(SHORT PROBLEM)
Please pull out every line that includes the string "message".

(Collected data entries)
▬▬▬▬▬▬

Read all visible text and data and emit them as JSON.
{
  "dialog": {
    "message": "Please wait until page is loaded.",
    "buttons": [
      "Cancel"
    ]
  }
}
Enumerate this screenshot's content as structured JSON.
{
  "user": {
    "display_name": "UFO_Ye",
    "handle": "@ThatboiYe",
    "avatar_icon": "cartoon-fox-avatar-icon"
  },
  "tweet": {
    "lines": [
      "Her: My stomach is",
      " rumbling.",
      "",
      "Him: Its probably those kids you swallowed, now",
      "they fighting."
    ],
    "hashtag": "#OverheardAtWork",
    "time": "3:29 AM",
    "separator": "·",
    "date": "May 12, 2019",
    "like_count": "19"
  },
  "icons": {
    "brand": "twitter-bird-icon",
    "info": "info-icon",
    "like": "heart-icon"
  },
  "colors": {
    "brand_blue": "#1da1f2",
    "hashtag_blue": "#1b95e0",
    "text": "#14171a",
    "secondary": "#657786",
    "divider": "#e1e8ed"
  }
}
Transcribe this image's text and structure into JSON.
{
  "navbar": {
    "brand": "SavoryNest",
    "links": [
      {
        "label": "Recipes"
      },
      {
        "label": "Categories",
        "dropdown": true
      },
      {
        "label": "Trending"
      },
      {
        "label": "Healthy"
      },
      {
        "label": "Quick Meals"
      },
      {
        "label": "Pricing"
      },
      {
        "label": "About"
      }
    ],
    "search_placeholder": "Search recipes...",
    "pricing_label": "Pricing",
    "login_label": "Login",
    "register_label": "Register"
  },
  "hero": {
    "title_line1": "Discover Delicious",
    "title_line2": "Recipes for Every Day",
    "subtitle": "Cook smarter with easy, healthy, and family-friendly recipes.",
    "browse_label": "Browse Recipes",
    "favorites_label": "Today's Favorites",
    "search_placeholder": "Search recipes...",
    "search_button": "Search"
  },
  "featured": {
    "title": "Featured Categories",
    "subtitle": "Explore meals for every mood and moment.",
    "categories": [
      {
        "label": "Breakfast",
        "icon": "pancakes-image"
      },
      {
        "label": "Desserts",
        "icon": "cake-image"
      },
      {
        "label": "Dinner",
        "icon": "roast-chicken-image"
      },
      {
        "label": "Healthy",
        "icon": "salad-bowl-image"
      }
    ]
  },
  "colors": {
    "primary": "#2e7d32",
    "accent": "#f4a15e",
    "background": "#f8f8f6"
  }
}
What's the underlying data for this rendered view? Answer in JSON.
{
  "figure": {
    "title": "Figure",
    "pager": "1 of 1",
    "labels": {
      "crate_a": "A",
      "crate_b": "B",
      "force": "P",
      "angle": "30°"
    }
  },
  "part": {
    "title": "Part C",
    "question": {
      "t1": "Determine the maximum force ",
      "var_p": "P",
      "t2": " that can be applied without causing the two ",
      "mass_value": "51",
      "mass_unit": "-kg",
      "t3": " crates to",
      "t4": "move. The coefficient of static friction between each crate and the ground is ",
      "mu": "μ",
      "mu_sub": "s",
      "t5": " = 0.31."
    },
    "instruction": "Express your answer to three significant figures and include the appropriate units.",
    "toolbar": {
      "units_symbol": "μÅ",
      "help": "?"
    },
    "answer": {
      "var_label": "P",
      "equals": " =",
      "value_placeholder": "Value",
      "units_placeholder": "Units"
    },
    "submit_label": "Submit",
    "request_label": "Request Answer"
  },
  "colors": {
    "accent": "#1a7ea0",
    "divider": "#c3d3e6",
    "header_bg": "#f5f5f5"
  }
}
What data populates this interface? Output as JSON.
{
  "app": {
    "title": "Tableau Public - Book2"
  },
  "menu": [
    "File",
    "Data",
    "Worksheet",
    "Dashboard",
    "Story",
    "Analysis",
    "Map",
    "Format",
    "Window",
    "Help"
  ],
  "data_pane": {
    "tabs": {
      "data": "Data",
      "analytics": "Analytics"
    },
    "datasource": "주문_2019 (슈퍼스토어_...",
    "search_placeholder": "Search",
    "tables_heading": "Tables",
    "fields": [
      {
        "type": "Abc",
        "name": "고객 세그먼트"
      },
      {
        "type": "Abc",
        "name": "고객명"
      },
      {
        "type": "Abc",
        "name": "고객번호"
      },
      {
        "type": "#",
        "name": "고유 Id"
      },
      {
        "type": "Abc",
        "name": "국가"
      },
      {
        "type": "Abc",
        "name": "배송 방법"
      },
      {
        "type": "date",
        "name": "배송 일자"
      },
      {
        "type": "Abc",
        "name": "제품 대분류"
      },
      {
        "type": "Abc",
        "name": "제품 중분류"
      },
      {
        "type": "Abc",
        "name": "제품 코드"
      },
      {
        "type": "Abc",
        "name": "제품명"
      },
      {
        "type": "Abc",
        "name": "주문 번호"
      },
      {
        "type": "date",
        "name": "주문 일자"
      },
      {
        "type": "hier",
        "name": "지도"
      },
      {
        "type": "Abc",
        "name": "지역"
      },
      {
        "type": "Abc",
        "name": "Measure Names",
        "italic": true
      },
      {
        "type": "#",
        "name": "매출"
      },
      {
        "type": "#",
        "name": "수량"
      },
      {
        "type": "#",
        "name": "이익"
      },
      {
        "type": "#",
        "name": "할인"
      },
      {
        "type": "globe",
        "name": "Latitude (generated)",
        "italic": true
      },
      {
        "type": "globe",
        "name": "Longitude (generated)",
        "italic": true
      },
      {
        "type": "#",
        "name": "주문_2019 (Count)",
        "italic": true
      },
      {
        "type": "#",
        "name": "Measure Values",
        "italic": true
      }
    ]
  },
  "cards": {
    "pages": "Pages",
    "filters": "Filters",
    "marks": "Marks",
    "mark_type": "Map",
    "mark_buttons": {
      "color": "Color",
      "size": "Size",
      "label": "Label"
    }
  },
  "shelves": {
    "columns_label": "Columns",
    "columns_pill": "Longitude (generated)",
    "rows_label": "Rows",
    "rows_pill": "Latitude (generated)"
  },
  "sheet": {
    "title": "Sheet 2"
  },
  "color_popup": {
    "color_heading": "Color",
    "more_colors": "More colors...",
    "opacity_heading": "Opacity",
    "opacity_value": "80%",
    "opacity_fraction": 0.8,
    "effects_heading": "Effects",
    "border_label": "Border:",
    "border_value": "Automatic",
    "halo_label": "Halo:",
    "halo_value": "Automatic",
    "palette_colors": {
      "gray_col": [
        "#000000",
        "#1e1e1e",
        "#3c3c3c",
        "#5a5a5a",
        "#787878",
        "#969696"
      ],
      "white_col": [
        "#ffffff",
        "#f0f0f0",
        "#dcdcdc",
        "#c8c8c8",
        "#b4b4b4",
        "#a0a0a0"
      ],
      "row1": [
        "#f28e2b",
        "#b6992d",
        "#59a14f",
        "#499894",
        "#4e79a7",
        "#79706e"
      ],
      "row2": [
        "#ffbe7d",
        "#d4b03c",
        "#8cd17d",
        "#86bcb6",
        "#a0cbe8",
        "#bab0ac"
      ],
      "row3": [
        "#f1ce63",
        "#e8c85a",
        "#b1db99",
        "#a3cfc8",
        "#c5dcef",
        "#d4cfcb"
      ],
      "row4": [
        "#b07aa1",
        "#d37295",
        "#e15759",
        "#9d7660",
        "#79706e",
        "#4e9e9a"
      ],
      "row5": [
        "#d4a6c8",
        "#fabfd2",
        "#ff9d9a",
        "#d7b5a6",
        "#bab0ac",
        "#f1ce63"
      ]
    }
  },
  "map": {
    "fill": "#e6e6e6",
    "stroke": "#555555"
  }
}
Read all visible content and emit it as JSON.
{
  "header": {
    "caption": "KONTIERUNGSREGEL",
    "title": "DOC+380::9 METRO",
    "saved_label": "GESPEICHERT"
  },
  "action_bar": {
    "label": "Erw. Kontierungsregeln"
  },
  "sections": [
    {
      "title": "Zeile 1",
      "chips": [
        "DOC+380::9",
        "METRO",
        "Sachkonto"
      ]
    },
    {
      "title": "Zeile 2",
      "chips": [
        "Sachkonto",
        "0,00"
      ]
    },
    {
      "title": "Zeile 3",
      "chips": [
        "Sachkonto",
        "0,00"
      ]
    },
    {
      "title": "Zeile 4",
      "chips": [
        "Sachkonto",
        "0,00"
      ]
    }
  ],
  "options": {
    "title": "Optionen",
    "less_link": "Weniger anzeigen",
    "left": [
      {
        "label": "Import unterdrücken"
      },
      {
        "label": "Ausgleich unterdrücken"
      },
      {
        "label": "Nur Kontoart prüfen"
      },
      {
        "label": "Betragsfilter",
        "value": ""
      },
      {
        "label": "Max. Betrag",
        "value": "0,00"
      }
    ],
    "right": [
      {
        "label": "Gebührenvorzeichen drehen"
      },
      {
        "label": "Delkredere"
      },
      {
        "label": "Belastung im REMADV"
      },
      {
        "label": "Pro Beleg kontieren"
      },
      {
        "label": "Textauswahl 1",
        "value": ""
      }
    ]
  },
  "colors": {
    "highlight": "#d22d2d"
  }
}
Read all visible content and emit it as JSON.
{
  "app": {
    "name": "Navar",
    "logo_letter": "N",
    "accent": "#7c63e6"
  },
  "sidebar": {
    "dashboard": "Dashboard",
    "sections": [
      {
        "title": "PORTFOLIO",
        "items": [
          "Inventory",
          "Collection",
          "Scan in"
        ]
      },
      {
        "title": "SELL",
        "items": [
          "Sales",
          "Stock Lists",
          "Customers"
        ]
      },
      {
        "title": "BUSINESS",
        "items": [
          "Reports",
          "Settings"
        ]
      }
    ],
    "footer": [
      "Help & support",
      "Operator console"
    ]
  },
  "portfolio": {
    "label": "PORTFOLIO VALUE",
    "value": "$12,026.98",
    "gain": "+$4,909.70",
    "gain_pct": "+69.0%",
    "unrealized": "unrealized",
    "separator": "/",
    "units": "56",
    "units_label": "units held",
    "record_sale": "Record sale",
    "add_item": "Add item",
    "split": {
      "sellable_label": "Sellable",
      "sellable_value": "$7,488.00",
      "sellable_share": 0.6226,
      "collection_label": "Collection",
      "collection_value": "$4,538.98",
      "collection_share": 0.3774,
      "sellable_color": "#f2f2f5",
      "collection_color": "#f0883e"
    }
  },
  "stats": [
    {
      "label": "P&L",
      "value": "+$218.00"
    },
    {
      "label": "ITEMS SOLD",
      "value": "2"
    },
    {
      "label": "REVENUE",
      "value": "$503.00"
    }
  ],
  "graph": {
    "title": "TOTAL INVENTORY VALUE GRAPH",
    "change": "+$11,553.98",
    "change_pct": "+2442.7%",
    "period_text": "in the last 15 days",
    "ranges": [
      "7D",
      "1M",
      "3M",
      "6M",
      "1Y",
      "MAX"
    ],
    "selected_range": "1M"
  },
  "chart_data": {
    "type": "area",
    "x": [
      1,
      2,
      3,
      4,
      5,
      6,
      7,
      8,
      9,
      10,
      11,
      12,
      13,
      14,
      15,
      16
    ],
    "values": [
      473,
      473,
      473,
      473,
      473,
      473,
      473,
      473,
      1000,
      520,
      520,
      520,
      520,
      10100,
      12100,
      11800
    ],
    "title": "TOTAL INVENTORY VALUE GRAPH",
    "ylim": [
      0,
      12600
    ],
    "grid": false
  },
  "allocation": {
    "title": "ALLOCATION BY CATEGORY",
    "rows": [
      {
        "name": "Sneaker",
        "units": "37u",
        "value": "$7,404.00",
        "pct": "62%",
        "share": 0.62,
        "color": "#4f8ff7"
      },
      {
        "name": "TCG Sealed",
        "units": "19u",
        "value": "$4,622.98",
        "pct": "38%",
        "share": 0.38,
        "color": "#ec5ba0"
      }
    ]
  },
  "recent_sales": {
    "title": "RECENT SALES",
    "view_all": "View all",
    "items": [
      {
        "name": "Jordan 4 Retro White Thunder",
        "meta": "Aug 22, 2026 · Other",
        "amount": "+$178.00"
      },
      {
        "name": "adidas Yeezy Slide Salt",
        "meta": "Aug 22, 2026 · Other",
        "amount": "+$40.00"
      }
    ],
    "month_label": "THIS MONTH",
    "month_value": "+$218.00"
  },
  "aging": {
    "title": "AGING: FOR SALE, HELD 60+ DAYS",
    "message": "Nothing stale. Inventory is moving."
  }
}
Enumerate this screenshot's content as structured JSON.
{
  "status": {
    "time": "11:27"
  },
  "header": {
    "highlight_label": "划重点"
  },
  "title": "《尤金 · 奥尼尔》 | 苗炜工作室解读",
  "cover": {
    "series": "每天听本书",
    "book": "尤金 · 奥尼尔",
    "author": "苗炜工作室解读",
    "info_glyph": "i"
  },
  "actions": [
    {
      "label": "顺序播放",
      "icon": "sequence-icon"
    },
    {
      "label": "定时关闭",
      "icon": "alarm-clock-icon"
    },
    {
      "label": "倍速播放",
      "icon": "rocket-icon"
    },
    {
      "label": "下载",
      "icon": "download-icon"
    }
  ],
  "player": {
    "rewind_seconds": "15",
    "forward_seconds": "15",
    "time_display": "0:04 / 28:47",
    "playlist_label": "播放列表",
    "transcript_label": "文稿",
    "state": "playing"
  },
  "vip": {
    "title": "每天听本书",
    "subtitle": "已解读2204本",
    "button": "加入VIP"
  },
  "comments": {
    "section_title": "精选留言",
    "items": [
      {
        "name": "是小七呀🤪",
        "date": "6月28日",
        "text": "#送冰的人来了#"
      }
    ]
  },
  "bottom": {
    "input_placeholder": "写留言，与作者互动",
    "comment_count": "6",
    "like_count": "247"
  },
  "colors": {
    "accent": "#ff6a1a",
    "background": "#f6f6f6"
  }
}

▬▬▬▬▬▬

(RESPONSE FOR THIS EXERCISE)
    "message": "Please wait until page is loaded.",
    "message": "Nothing stale. Inventory is moving."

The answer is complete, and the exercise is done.